**WRITTEN PROBLEM:**
Copy out each line of the data that holds the word "this".

### DATA SUPPLIED ###

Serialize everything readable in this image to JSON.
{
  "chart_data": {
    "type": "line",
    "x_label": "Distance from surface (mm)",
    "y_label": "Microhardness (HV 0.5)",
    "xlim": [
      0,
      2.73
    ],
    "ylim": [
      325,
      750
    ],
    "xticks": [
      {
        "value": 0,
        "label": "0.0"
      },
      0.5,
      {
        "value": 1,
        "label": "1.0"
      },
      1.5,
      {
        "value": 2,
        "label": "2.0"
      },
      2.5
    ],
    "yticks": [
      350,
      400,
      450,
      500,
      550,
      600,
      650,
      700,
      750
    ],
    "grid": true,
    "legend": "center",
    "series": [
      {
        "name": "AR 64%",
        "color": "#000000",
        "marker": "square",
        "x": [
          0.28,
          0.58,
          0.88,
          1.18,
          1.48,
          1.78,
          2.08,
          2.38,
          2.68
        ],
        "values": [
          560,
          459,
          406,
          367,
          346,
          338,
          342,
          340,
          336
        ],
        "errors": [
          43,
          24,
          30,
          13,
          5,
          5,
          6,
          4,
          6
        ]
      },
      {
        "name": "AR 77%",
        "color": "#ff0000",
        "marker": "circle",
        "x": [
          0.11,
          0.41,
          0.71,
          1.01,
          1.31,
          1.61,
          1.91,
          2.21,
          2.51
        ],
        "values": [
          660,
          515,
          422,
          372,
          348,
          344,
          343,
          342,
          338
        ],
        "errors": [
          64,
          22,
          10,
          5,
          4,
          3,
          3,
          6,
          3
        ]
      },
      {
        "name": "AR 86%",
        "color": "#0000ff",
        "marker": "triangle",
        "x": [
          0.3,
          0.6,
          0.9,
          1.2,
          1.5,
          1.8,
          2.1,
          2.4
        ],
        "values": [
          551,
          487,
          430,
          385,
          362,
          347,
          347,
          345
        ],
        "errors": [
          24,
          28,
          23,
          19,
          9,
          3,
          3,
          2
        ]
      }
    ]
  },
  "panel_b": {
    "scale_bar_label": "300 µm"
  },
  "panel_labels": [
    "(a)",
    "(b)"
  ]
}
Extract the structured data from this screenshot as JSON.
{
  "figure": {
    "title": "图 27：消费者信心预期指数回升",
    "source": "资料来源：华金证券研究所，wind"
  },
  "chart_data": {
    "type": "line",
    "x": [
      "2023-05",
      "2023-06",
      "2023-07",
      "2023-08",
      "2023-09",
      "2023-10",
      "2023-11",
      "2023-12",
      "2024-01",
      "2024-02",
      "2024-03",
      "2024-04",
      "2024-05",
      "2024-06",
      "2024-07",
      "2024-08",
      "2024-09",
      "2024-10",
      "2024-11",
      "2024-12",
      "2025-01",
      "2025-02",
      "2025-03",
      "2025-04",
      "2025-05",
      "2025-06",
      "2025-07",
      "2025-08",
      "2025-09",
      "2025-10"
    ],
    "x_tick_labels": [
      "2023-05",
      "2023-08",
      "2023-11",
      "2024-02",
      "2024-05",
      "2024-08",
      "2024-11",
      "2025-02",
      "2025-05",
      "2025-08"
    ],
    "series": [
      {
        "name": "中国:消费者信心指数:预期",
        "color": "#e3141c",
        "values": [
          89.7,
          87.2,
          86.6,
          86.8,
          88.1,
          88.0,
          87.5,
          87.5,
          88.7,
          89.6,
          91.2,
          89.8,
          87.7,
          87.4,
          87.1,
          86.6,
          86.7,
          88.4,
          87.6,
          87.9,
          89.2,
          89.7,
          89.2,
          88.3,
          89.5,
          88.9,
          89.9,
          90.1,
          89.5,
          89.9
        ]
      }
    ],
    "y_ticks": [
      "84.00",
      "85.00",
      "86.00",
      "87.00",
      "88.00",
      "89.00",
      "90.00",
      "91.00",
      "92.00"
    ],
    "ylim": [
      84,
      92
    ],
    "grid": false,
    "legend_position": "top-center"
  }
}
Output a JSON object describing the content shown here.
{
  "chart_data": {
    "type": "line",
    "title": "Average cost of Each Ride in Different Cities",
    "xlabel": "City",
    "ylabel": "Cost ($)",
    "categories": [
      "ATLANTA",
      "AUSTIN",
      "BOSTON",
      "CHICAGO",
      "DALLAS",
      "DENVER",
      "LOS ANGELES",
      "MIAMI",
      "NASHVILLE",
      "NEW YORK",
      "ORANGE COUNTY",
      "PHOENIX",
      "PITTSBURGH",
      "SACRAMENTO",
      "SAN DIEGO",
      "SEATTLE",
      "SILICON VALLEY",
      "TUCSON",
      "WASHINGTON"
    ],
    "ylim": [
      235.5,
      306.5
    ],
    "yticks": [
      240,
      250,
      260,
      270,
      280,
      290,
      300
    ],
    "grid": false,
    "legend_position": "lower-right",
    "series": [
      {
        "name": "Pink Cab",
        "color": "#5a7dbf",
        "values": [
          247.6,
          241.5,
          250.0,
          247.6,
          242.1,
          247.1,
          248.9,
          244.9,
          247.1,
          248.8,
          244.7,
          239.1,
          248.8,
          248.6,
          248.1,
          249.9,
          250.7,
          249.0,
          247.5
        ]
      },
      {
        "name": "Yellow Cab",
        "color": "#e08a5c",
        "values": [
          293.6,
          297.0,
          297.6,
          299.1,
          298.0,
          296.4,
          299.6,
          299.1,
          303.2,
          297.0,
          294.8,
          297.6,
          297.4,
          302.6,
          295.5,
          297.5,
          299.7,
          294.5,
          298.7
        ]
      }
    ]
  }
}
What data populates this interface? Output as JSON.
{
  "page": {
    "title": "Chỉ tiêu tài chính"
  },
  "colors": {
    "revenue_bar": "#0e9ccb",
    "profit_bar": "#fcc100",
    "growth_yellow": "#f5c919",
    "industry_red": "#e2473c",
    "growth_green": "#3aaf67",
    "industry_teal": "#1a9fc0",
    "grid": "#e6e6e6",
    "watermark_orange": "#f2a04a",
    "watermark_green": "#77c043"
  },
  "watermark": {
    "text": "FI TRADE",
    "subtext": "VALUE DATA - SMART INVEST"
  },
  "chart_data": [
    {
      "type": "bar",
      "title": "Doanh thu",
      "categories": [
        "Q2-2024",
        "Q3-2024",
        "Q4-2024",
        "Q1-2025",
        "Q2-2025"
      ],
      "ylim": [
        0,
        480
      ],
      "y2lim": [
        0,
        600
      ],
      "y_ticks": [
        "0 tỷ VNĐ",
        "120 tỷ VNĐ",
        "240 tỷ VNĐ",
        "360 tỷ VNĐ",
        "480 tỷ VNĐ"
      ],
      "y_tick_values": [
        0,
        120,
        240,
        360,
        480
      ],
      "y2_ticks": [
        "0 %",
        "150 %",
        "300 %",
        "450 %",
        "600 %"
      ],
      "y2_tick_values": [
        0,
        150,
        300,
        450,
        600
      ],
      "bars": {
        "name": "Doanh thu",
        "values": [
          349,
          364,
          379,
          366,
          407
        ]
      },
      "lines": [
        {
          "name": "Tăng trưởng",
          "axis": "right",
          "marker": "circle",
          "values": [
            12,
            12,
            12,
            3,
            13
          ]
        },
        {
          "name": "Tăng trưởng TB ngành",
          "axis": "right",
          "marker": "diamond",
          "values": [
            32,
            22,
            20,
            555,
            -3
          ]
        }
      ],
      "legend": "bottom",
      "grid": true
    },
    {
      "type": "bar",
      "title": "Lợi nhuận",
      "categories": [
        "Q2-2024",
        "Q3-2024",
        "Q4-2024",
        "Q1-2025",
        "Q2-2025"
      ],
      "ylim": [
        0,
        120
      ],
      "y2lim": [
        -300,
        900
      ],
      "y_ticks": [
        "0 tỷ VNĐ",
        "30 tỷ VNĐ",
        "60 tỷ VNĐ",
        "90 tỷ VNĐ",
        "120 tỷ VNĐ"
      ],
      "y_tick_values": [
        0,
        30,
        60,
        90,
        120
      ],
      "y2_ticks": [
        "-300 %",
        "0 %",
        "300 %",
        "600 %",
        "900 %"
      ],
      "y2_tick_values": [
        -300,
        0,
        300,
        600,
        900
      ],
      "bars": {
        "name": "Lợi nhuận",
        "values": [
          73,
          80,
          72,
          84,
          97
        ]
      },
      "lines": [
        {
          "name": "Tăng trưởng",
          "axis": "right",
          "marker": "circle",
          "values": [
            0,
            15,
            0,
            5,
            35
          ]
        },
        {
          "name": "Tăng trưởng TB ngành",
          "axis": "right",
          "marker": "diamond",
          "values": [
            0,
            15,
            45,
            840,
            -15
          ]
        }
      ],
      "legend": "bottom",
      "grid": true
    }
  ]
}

###

**EXERCISE ANSWER:**
Serialize everything readable in this image to JSON.
Extract the structured data from this screenshot as JSON.
What data populates this interface? Output as JSON.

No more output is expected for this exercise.